DESCRIPTION OF THE TASK — Return the lines below that carry the word "після".

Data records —
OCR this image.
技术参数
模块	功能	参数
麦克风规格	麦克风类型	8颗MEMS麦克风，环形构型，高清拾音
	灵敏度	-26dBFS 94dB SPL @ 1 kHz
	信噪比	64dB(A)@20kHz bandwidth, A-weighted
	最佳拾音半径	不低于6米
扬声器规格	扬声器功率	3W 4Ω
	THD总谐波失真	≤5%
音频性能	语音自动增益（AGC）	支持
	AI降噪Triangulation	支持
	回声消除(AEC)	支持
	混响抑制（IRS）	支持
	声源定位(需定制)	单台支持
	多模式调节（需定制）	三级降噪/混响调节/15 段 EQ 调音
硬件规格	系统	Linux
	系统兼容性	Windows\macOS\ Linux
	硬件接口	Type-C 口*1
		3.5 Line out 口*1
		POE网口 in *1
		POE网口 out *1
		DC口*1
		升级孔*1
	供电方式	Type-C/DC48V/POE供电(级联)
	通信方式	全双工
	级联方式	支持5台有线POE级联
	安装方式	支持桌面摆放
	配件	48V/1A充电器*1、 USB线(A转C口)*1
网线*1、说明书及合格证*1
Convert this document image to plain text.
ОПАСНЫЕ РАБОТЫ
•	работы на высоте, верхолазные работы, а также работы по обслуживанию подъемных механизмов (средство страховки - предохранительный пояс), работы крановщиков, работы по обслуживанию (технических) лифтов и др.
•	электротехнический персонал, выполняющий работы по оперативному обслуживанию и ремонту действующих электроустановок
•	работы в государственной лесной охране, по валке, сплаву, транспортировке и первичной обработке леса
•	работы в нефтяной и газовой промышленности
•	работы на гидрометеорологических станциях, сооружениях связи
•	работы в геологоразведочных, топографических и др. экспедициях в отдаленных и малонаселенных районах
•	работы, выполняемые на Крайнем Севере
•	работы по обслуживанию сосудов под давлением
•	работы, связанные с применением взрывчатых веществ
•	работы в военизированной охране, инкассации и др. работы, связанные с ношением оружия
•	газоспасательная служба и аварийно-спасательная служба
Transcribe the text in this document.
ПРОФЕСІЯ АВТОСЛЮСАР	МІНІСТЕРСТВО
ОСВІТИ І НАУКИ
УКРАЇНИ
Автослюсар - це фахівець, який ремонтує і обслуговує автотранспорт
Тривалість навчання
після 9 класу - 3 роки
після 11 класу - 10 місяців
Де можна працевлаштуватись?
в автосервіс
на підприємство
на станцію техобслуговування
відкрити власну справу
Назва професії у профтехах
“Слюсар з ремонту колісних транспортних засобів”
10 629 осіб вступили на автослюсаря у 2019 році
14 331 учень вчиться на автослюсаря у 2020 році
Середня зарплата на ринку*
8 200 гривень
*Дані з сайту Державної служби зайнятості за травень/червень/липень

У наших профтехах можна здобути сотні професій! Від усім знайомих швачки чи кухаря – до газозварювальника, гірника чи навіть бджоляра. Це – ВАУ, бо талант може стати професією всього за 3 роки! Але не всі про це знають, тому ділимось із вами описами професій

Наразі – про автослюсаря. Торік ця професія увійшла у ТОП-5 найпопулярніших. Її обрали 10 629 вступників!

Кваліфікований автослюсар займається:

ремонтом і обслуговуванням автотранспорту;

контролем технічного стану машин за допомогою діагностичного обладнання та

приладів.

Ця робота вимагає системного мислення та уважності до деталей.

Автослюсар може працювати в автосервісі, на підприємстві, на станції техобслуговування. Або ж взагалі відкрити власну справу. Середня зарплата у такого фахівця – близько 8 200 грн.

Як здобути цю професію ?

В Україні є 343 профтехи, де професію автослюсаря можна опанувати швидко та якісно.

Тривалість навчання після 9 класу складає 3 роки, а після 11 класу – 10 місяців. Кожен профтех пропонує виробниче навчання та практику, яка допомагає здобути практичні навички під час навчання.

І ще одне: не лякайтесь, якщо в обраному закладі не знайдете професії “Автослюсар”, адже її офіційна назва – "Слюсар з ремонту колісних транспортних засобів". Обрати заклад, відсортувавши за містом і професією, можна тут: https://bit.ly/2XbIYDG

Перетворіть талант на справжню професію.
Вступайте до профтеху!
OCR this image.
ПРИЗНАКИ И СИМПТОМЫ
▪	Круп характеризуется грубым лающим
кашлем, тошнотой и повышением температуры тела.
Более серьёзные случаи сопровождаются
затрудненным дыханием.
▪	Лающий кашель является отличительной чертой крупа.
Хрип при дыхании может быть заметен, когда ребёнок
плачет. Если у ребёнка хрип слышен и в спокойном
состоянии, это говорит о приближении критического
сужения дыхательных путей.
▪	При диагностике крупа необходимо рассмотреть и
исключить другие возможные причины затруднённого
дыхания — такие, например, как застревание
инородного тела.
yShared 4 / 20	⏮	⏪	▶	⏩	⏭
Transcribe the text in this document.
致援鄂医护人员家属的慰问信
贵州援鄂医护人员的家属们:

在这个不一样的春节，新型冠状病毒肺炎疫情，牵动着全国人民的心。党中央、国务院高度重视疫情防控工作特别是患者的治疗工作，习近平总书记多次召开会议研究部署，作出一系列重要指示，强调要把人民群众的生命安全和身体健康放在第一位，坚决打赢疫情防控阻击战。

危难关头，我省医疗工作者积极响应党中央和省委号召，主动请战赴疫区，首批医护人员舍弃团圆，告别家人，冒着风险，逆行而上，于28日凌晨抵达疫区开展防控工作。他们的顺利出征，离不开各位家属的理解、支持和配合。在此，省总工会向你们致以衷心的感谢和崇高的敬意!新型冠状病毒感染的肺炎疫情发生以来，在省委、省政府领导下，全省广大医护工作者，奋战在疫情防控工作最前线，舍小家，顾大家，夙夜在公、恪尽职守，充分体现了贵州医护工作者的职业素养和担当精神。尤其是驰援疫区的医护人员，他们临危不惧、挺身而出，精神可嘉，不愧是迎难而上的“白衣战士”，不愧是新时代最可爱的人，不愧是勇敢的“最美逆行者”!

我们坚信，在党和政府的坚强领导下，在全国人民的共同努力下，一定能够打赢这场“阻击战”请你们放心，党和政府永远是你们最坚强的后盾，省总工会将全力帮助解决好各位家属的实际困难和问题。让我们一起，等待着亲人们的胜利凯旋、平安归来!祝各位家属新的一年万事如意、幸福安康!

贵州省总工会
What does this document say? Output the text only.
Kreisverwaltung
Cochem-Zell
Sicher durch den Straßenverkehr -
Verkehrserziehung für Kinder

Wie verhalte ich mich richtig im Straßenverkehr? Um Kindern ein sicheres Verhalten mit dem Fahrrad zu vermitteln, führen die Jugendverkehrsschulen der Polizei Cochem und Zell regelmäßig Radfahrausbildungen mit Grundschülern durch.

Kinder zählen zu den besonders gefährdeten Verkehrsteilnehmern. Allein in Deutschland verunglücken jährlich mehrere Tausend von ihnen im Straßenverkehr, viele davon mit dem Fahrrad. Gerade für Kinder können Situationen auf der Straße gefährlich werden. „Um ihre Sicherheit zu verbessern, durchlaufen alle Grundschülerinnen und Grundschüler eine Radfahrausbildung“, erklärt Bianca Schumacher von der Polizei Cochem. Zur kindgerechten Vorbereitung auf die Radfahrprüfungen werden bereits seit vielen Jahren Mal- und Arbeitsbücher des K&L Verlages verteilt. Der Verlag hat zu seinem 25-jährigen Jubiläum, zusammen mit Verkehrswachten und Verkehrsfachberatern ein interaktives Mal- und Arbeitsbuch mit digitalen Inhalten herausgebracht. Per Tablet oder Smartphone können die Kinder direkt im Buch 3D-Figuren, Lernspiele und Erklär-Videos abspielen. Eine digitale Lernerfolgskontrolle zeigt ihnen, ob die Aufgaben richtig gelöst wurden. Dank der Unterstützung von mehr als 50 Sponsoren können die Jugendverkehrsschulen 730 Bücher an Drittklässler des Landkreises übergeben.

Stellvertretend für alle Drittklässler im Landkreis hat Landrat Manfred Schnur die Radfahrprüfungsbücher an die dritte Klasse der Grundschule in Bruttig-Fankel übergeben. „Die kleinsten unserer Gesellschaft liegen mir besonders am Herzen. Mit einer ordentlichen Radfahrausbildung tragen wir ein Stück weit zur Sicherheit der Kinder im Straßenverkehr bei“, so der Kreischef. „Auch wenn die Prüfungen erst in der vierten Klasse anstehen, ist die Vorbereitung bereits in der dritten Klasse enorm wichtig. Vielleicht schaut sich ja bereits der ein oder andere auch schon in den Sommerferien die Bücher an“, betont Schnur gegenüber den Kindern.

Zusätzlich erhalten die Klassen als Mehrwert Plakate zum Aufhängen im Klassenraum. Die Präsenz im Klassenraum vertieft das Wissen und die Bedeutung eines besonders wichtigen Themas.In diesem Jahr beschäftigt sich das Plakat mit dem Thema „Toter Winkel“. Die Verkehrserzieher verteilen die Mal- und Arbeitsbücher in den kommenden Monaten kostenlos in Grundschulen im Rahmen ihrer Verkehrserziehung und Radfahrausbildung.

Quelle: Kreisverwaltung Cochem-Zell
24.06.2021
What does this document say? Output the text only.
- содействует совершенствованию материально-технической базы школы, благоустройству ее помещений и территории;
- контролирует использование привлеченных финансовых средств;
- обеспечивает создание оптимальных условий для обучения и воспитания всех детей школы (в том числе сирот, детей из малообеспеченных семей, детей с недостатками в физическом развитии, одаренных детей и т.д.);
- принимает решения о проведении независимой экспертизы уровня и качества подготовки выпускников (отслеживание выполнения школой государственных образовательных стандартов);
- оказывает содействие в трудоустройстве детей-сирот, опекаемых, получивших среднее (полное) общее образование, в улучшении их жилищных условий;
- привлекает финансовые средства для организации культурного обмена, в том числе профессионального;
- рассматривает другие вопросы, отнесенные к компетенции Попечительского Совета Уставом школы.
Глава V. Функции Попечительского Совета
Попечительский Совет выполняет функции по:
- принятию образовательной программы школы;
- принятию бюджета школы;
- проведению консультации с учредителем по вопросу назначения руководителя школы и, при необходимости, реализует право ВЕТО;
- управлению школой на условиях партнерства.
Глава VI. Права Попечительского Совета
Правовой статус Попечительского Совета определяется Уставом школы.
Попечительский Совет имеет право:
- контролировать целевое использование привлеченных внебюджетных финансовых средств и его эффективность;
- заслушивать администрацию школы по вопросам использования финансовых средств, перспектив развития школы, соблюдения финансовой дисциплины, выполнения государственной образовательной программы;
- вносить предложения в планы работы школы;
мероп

EXERCISE SOLUTION —
після 9 класу - 3 роки
після 11 класу - 10 місяців
Тривалість навчання після 9 класу складає 3 роки, а після 11 класу – 10 місяців. Кожен профтех пропонує виробниче навчання та практику, яка допомагає здобути практичні навички під час навчання.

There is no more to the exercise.